● TASK MATERIAL:
——————————

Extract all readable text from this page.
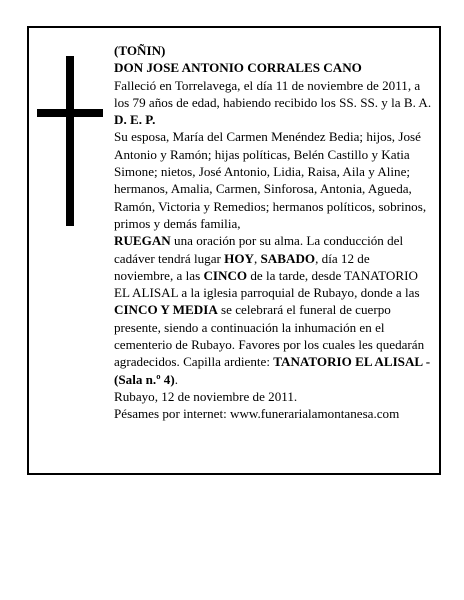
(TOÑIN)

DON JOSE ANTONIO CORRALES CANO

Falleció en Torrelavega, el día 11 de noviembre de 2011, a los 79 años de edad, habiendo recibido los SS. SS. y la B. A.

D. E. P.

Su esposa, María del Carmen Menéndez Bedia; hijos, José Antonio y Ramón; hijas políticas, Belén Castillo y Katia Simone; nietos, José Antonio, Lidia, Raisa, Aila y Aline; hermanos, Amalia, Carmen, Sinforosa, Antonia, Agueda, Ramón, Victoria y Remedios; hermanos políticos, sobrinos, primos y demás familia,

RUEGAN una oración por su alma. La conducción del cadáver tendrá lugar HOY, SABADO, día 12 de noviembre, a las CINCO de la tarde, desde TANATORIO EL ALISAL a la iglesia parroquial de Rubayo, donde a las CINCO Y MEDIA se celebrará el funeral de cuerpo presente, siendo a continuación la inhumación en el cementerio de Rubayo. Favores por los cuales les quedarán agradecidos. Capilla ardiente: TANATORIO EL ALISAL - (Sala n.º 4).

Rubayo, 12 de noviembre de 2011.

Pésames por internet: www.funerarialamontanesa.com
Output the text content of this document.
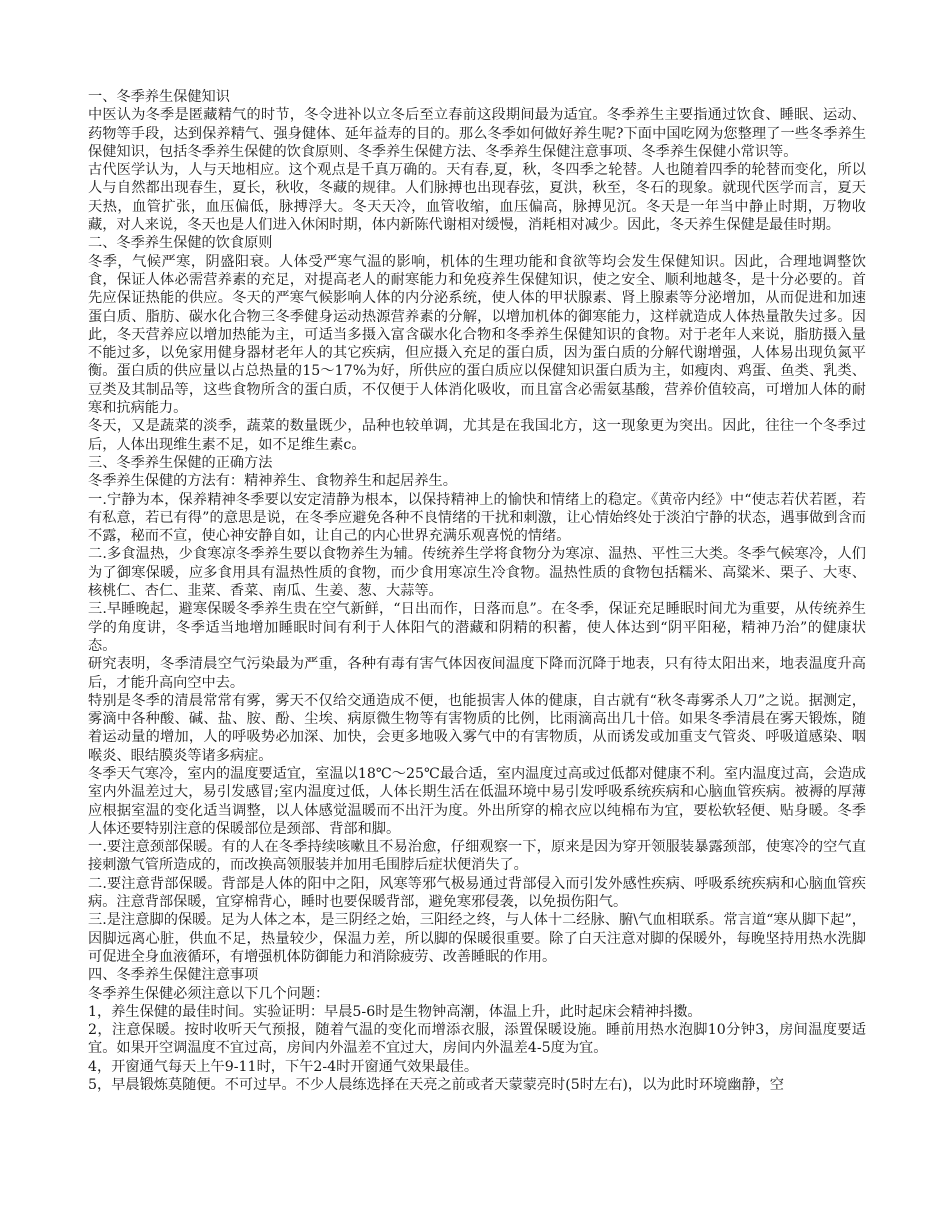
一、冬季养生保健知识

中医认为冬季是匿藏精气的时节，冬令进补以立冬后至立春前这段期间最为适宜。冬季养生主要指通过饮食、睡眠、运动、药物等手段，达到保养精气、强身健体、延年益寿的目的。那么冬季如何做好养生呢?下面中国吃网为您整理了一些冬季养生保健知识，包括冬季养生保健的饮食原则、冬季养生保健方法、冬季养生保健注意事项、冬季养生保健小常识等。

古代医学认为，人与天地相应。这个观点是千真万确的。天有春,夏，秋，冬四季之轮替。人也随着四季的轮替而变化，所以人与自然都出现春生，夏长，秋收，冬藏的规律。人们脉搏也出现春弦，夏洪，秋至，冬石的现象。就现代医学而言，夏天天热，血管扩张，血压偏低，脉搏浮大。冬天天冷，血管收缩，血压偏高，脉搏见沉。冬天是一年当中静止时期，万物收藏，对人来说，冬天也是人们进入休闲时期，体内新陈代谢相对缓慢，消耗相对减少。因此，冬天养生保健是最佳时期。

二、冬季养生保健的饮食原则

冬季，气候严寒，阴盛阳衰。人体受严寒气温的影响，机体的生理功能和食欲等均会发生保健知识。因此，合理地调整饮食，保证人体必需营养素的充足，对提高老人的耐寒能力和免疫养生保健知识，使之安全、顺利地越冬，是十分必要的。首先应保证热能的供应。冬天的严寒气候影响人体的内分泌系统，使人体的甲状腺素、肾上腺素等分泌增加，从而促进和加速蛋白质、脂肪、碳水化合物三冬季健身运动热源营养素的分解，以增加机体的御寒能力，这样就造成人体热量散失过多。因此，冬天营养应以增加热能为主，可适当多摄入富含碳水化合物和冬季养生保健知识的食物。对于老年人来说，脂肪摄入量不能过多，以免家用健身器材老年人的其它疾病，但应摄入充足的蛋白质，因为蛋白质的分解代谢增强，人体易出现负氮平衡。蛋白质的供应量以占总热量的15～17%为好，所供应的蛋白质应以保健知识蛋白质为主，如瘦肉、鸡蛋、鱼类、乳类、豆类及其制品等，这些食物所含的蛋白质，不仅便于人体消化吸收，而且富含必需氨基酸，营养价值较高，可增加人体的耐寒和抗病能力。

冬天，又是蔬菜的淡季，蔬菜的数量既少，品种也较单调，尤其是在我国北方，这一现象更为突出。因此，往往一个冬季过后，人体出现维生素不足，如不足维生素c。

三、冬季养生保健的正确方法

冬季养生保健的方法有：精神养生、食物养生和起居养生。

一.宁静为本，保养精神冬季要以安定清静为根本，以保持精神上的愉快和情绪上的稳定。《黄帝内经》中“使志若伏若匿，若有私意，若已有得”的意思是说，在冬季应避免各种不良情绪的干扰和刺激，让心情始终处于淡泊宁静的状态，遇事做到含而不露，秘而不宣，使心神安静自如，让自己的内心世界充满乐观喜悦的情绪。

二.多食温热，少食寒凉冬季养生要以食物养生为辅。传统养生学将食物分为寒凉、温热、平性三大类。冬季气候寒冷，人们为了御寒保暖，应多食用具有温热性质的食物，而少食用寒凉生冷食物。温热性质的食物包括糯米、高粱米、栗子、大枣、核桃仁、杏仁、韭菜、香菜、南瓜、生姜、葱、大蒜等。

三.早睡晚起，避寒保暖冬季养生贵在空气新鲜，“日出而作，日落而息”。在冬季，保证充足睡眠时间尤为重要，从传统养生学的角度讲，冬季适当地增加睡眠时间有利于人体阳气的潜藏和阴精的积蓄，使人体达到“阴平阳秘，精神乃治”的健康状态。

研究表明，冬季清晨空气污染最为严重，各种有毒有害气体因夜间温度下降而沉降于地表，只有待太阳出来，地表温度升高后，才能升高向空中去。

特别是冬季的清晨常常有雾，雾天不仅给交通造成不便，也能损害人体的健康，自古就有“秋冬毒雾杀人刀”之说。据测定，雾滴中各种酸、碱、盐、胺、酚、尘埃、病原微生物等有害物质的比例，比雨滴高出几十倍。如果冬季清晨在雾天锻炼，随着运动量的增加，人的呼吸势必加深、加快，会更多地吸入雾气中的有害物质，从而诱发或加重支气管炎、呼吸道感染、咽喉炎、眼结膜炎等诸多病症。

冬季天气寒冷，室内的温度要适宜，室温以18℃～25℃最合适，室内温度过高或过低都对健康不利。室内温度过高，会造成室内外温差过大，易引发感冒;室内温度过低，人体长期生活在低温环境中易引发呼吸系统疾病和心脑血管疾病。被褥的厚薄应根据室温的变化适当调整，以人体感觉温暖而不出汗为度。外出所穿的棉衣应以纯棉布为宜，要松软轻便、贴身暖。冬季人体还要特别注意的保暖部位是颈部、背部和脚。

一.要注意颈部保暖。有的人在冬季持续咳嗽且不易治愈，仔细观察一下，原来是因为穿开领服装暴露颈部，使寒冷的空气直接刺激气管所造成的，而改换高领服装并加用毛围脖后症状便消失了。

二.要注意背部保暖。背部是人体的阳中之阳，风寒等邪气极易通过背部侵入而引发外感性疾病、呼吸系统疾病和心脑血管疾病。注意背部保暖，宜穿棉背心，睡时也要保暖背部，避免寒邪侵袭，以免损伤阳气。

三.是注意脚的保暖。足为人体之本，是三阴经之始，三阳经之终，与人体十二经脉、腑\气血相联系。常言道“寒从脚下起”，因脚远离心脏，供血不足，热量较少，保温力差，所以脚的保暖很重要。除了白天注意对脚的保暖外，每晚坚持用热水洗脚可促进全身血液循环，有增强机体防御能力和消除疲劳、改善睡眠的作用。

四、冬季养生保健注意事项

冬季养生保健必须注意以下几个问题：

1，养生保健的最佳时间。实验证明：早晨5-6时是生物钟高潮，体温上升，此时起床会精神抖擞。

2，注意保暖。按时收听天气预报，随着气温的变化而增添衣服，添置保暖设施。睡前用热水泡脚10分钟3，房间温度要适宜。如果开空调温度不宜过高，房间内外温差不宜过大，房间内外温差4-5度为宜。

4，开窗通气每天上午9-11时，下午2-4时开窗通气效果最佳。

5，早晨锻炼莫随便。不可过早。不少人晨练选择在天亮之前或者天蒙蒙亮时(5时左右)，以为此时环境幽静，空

——————————

● WHAT YOU HAVE TO DO:
Return each full line of the entries that contains the word "this".

● WRITTEN RESPONSE:
Extract all readable text from this page.
Output the text content of this document.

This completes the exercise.